### WRITTEN EXERCISE
Copy each line that contains the word "this".

### SOURCE RECORDS

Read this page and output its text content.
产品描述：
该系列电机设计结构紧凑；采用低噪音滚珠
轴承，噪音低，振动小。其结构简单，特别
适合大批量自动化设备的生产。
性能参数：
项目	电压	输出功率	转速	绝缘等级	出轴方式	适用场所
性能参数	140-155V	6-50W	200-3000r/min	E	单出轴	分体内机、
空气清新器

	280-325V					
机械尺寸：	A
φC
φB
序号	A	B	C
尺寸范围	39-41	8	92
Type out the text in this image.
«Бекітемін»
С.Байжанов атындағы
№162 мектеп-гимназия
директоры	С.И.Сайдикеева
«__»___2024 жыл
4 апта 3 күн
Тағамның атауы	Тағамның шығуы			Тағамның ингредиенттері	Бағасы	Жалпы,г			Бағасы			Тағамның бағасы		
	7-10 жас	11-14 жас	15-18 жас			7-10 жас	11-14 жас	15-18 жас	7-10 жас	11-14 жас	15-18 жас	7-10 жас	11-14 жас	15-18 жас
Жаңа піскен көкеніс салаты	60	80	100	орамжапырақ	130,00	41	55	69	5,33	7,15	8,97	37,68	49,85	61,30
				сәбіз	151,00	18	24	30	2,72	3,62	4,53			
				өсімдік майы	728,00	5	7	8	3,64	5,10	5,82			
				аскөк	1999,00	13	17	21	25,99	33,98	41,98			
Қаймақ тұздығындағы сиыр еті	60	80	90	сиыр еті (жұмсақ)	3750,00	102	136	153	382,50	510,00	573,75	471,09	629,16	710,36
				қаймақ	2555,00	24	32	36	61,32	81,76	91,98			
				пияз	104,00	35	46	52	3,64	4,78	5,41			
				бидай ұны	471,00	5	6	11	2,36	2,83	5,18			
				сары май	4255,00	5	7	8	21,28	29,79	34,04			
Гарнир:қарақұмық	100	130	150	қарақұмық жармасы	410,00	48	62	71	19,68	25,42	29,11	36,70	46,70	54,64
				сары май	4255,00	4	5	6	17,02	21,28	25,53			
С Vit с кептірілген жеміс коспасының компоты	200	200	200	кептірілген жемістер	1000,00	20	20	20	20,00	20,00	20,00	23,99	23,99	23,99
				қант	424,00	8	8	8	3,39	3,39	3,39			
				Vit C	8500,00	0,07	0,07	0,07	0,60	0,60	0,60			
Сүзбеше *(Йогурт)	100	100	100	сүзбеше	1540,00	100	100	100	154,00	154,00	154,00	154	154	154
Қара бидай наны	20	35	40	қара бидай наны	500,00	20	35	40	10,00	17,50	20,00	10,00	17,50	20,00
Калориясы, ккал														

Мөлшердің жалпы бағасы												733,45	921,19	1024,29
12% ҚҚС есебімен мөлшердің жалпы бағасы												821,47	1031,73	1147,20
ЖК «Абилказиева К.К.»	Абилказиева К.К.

### FINAL RESULT
Read this page and output its text content.
Type out the text in this image.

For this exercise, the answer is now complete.